— START OF Excerpted data —

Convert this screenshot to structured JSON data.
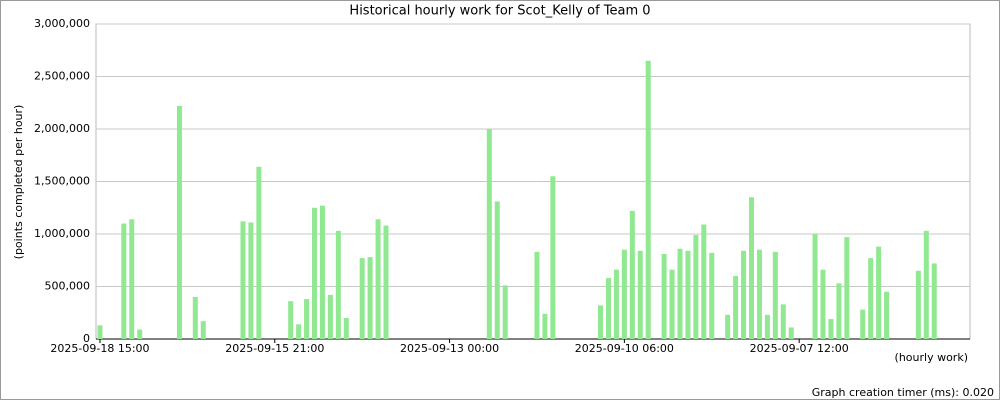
{
  "chart_data": {
    "type": "bar",
    "title": "Historical hourly work for Scot_Kelly of Team 0",
    "y_label": "(points completed per hour)",
    "x_label": "(hourly work)",
    "footer": "Graph creation timer (ms): 0.020",
    "color": "#90e890",
    "grid": true,
    "ylim": [
      0,
      3000000
    ],
    "yticks": [
      {
        "value": 0,
        "label": "0"
      },
      {
        "value": 500000,
        "label": "500,000"
      },
      {
        "value": 1000000,
        "label": "1,000,000"
      },
      {
        "value": 1500000,
        "label": "1,500,000"
      },
      {
        "value": 2000000,
        "label": "2,000,000"
      },
      {
        "value": 2500000,
        "label": "2,500,000"
      },
      {
        "value": 3000000,
        "label": "3,000,000"
      }
    ],
    "categories": [
      "2025-09-18 15:00",
      null,
      null,
      null,
      null,
      null,
      null,
      null,
      null,
      null,
      null,
      null,
      null,
      null,
      null,
      null,
      null,
      null,
      null,
      null,
      null,
      null,
      "2025-09-15 21:00",
      null,
      null,
      null,
      null,
      null,
      null,
      null,
      null,
      null,
      null,
      null,
      null,
      null,
      null,
      null,
      null,
      null,
      null,
      null,
      null,
      null,
      "2025-09-13 00:00",
      null,
      null,
      null,
      null,
      null,
      null,
      null,
      null,
      null,
      null,
      null,
      null,
      null,
      null,
      null,
      null,
      null,
      null,
      null,
      null,
      null,
      "2025-09-10 06:00",
      null,
      null,
      null,
      null,
      null,
      null,
      null,
      null,
      null,
      null,
      null,
      null,
      null,
      null,
      null,
      null,
      null,
      null,
      null,
      null,
      null,
      "2025-09-07 12:00",
      null,
      null,
      null,
      null,
      null,
      null,
      null,
      null,
      null,
      null,
      null,
      null,
      null,
      null,
      null,
      null,
      null,
      null,
      null,
      null,
      null
    ],
    "values": [
      130000,
      0,
      0,
      1100000,
      1140000,
      90000,
      0,
      0,
      0,
      0,
      2220000,
      0,
      400000,
      170000,
      0,
      0,
      0,
      0,
      1120000,
      1110000,
      1640000,
      0,
      0,
      0,
      360000,
      140000,
      380000,
      1250000,
      1270000,
      420000,
      1030000,
      200000,
      0,
      770000,
      780000,
      1140000,
      1080000,
      0,
      0,
      0,
      0,
      0,
      0,
      0,
      0,
      0,
      0,
      0,
      0,
      2000000,
      1310000,
      510000,
      0,
      0,
      0,
      830000,
      240000,
      1550000,
      0,
      0,
      0,
      0,
      0,
      320000,
      580000,
      660000,
      850000,
      1220000,
      840000,
      2650000,
      0,
      810000,
      660000,
      860000,
      840000,
      990000,
      1090000,
      820000,
      0,
      230000,
      600000,
      840000,
      1350000,
      850000,
      230000,
      830000,
      330000,
      110000,
      0,
      0,
      1000000,
      660000,
      190000,
      530000,
      970000,
      0,
      280000,
      770000,
      880000,
      450000,
      0,
      0,
      0,
      650000,
      1030000,
      720000,
      0,
      0,
      0,
      0
    ]
  }
}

— END OF Excerpted data —

**Set exercise**
Repeat the listing in full and exactly. Do not include any images.

**Task result**
Convert this screenshot to structured JSON data.
{
  "chart_data": {
    "type": "bar",
    "title": "Historical hourly work for Scot_Kelly of Team 0",
    "y_label": "(points completed per hour)",
    "x_label": "(hourly work)",
    "footer": "Graph creation timer (ms): 0.020",
    "color": "#90e890",
    "grid": true,
    "ylim": [
      0,
      3000000
    ],
    "yticks": [
      {
        "value": 0,
        "label": "0"
      },
      {
        "value": 500000,
        "label": "500,000"
      },
      {
        "value": 1000000,
        "label": "1,000,000"
      },
      {
        "value": 1500000,
        "label": "1,500,000"
      },
      {
        "value": 2000000,
        "label": "2,000,000"
      },
      {
        "value": 2500000,
        "label": "2,500,000"
      },
      {
        "value": 3000000,
        "label": "3,000,000"
      }
    ],
    "categories": [
      "2025-09-18 15:00",
      null,
      null,
      null,
      null,
      null,
      null,
      null,
      null,
      null,
      null,
      null,
      null,
      null,
      null,
      null,
      null,
      null,
      null,
      null,
      null,
      null,
      "2025-09-15 21:00",
      null,
      null,
      null,
      null,
      null,
      null,
      null,
      null,
      null,
      null,
      null,
      null,
      null,
      null,
      null,
      null,
      null,
      null,
      null,
      null,
      null,
      "2025-09-13 00:00",
      null,
      null,
      null,
      null,
      null,
      null,
      null,
      null,
      null,
      null,
      null,
      null,
      null,
      null,
      null,
      null,
      null,
      null,
      null,
      null,
      null,
      "2025-09-10 06:00",
      null,
      null,
      null,
      null,
      null,
      null,
      null,
      null,
      null,
      null,
      null,
      null,
      null,
      null,
      null,
      null,
      null,
      null,
      null,
      null,
      null,
      "2025-09-07 12:00",
      null,
      null,
      null,
      null,
      null,
      null,
      null,
      null,
      null,
      null,
      null,
      null,
      null,
      null,
      null,
      null,
      null,
      null,
      null,
      null,
      null
    ],
    "values": [
      130000,
      0,
      0,
      1100000,
      1140000,
      90000,
      0,
      0,
      0,
      0,
      2220000,
      0,
      400000,
      170000,
      0,
      0,
      0,
      0,
      1120000,
      1110000,
      1640000,
      0,
      0,
      0,
      360000,
      140000,
      380000,
      1250000,
      1270000,
      420000,
      1030000,
      200000,
      0,
      770000,
      780000,
      1140000,
      1080000,
      0,
      0,
      0,
      0,
      0,
      0,
      0,
      0,
      0,
      0,
      0,
      0,
      2000000,
      1310000,
      510000,
      0,
      0,
      0,
      830000,
      240000,
      1550000,
      0,
      0,
      0,
      0,
      0,
      320000,
      580000,
      660000,
      850000,
      1220000,
      840000,
      2650000,
      0,
      810000,
      660000,
      860000,
      840000,
      990000,
      1090000,
      820000,
      0,
      230000,
      600000,
      840000,
      1350000,
      850000,
      230000,
      830000,
      330000,
      110000,
      0,
      0,
      1000000,
      660000,
      190000,
      530000,
      970000,
      0,
      280000,
      770000,
      880000,
      450000,
      0,
      0,
      0,
      650000,
      1030000,
      720000,
      0,
      0,
      0,
      0
    ]
  }
}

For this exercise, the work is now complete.